** Begin **

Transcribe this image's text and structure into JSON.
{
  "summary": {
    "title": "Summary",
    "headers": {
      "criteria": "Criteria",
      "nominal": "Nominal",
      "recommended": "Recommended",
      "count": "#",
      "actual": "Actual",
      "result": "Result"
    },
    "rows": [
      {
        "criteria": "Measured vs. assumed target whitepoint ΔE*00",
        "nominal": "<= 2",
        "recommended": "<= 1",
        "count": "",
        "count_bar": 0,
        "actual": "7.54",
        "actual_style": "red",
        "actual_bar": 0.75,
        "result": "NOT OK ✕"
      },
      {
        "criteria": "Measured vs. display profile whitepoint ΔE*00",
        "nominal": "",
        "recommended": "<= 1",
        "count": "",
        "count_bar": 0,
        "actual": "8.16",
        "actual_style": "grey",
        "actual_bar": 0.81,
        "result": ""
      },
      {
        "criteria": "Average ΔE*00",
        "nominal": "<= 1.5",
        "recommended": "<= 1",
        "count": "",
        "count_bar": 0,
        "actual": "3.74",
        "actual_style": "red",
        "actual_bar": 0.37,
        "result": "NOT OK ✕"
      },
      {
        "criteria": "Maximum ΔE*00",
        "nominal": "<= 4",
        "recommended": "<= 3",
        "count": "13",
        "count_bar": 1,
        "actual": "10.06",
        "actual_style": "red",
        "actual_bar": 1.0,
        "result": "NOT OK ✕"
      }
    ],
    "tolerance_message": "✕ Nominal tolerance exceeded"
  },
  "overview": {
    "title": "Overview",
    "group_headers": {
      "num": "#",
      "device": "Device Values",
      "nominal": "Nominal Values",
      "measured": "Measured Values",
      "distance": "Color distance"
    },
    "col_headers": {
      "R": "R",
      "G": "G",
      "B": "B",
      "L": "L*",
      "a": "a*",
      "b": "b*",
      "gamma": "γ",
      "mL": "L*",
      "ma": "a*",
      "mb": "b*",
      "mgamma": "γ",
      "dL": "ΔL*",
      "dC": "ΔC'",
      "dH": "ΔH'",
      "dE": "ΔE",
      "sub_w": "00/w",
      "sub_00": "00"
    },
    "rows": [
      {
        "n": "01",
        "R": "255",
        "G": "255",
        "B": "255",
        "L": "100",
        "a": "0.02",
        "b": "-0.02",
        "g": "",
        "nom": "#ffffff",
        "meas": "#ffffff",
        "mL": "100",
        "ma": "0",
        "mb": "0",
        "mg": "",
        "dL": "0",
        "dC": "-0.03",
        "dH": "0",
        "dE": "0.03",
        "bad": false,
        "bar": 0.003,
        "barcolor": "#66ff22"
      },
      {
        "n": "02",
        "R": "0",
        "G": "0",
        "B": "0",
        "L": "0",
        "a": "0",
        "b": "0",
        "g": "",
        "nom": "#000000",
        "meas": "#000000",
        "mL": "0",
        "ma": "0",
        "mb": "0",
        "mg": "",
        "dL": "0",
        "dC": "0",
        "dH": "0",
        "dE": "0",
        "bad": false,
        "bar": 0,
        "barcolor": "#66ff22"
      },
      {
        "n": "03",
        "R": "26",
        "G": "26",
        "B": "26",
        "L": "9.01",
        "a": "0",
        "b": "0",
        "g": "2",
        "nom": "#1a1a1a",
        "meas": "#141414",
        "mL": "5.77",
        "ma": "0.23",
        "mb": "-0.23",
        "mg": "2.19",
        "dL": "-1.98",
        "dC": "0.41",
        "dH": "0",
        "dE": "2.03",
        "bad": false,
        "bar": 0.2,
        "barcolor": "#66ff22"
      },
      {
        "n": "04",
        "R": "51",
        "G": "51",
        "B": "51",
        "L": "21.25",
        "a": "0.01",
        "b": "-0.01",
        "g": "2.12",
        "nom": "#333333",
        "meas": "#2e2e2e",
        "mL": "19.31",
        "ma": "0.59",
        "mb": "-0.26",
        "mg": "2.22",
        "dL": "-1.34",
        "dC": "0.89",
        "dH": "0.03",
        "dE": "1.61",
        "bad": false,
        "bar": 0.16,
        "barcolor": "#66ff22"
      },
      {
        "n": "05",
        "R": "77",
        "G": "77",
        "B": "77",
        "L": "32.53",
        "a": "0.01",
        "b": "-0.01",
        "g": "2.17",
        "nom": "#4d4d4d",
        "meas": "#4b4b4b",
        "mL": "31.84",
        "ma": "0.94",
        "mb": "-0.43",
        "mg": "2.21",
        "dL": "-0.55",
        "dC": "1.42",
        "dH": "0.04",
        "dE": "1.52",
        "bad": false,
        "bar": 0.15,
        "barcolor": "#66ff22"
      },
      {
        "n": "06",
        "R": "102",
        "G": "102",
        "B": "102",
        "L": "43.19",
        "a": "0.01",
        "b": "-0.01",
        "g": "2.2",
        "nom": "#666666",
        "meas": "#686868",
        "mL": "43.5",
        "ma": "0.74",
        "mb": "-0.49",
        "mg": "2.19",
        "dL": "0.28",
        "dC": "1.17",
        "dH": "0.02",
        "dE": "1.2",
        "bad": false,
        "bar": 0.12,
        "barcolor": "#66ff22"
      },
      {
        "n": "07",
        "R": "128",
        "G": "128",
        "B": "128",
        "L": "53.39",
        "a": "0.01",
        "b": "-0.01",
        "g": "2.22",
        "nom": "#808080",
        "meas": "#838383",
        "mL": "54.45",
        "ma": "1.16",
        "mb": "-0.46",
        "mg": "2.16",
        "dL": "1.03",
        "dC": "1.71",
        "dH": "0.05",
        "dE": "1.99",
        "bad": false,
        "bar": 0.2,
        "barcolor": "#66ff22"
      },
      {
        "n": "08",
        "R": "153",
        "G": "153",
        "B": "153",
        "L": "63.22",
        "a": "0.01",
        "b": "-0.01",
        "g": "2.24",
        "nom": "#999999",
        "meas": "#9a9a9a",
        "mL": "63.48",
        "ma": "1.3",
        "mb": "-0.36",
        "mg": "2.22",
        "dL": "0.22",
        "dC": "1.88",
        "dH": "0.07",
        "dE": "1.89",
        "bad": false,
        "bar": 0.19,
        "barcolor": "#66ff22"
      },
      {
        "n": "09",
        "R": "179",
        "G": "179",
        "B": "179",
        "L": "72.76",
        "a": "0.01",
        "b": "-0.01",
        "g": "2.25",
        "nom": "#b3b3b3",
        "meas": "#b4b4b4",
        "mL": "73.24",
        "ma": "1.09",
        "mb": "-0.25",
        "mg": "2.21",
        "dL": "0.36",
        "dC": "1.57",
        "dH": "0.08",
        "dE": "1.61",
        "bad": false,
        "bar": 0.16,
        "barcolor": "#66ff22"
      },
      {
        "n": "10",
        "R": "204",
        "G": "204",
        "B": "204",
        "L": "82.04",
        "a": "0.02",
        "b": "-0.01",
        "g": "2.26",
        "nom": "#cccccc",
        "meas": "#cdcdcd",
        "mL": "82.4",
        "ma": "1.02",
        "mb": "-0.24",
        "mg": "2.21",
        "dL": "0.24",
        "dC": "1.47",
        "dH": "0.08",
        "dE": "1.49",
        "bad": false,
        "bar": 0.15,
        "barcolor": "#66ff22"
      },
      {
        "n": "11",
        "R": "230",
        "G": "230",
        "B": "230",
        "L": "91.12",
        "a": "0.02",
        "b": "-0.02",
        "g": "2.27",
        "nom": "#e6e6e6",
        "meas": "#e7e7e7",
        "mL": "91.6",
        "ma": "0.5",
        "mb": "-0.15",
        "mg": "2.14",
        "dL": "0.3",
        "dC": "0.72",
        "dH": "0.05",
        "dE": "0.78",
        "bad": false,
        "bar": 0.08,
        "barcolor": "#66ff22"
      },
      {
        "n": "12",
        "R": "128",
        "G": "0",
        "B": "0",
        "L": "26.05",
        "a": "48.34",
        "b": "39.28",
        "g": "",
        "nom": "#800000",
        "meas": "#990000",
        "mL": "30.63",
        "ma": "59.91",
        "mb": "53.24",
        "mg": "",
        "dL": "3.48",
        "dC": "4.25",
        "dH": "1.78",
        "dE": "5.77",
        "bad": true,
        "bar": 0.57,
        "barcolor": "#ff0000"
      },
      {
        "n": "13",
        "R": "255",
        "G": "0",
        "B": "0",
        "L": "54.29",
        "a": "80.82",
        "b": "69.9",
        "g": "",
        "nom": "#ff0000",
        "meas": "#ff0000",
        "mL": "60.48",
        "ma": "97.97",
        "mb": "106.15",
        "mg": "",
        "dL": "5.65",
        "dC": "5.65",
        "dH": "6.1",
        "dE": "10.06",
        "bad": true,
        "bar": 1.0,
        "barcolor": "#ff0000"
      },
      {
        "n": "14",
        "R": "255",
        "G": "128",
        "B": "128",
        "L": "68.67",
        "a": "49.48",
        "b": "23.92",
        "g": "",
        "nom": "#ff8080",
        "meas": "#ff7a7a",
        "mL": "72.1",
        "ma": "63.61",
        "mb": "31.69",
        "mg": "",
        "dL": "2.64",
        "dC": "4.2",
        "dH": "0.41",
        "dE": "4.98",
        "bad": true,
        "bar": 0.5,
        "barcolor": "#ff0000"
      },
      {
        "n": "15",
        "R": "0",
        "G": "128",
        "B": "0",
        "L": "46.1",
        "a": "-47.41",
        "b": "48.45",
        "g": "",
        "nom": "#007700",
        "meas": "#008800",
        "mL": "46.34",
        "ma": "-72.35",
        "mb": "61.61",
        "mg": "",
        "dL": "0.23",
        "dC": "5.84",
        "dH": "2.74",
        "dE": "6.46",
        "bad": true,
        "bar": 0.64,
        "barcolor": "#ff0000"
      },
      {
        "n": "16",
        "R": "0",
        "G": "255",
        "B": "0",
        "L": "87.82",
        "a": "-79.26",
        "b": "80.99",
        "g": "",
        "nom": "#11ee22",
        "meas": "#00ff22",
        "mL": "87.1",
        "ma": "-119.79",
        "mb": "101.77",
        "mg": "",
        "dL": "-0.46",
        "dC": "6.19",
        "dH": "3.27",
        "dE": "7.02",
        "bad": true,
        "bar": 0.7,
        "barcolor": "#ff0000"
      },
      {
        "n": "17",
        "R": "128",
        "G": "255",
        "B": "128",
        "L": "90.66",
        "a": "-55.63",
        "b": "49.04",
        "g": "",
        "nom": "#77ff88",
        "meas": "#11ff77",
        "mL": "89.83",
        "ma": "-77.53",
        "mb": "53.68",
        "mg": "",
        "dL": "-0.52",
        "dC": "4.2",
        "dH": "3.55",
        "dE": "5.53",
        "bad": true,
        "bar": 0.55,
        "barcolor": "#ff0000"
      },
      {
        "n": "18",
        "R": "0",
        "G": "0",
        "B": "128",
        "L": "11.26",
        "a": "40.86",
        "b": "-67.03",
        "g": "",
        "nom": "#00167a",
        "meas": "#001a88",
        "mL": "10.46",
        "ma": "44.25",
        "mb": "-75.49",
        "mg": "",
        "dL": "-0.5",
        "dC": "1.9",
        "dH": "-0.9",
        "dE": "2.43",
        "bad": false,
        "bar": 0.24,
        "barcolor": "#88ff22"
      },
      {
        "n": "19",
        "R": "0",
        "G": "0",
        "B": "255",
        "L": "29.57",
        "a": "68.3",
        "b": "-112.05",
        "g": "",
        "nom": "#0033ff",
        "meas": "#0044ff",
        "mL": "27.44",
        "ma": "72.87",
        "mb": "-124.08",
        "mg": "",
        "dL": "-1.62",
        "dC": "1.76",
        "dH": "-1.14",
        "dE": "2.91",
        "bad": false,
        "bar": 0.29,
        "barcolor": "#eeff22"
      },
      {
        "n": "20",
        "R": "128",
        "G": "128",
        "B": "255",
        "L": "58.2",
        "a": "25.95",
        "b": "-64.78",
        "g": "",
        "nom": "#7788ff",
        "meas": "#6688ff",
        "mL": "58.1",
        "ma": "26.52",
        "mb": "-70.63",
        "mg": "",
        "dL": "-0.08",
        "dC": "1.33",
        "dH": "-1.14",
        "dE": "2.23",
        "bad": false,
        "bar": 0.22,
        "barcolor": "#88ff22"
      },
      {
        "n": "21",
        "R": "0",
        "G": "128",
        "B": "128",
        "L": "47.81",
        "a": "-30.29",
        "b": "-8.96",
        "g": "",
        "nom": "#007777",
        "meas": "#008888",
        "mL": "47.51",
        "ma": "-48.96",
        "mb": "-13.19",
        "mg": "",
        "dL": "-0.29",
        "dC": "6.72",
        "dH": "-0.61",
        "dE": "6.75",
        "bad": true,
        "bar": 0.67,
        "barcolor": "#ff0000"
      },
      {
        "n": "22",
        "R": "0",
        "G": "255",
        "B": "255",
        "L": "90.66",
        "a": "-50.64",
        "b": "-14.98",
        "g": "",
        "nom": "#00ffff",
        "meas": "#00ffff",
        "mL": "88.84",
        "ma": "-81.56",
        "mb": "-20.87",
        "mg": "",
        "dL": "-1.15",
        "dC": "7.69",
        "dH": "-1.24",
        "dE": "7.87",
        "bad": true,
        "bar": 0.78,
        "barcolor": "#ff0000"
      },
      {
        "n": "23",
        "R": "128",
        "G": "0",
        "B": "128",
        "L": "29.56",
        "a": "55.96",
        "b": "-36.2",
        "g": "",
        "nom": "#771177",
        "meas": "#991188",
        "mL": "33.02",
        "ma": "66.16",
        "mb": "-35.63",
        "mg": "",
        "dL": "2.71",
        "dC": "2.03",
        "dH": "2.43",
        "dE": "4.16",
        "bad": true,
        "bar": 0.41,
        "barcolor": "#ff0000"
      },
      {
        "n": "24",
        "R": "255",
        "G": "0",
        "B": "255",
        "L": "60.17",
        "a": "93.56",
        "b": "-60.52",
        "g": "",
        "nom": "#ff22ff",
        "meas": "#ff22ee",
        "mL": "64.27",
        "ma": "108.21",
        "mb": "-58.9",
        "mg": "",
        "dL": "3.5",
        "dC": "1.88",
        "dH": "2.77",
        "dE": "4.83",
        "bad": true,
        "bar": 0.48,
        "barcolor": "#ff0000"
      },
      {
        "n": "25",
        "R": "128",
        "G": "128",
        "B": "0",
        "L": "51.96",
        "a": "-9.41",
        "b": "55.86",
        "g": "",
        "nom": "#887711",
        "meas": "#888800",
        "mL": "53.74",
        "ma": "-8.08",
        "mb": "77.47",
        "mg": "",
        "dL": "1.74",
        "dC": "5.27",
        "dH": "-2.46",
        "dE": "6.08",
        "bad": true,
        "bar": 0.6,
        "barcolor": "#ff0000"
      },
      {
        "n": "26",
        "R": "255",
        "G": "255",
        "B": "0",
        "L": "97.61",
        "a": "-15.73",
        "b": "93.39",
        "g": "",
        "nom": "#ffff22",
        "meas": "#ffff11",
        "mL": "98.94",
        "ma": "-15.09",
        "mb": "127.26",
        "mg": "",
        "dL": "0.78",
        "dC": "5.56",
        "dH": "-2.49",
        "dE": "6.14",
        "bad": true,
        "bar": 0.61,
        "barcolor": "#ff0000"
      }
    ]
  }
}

** End **

Short problem
Say how many lines in the entries contain the string "whitepoint", and say nothing else.

Response to the exercise
2